■ Job
Copy each line of the entries that contains the word "Headcount".

━━━ Information provided

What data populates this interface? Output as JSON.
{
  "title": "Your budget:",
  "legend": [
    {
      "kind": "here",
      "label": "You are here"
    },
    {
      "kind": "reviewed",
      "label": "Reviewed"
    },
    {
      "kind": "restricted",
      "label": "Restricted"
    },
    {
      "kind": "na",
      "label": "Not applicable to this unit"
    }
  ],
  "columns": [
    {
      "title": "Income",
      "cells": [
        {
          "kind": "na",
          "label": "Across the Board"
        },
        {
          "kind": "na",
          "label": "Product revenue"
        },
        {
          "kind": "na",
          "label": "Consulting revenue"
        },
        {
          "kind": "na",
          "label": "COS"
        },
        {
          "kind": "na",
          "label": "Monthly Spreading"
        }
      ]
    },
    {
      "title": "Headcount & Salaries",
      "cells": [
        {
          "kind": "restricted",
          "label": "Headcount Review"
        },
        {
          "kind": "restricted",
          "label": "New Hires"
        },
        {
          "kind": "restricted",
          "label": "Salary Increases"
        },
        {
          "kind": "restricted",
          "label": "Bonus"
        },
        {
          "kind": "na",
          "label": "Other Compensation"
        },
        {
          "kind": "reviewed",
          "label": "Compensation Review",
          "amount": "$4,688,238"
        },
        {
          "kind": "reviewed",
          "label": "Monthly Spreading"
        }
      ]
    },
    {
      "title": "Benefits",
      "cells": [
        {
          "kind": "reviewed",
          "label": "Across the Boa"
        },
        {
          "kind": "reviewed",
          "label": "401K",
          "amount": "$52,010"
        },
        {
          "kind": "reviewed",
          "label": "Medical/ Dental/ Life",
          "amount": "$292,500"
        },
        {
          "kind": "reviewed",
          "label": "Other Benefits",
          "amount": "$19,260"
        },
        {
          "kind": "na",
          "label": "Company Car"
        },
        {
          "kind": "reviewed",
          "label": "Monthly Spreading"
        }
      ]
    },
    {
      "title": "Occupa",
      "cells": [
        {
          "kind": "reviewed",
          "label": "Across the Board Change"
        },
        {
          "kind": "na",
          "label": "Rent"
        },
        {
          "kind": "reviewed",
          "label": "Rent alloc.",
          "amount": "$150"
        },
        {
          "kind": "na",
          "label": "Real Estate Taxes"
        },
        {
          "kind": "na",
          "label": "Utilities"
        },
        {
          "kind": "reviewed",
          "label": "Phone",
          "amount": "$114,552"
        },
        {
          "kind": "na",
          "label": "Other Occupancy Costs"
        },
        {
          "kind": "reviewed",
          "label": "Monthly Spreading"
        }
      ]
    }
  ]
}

━━━━━━

■ Solution below
      "title": "Headcount & Salaries",
          "label": "Headcount Review"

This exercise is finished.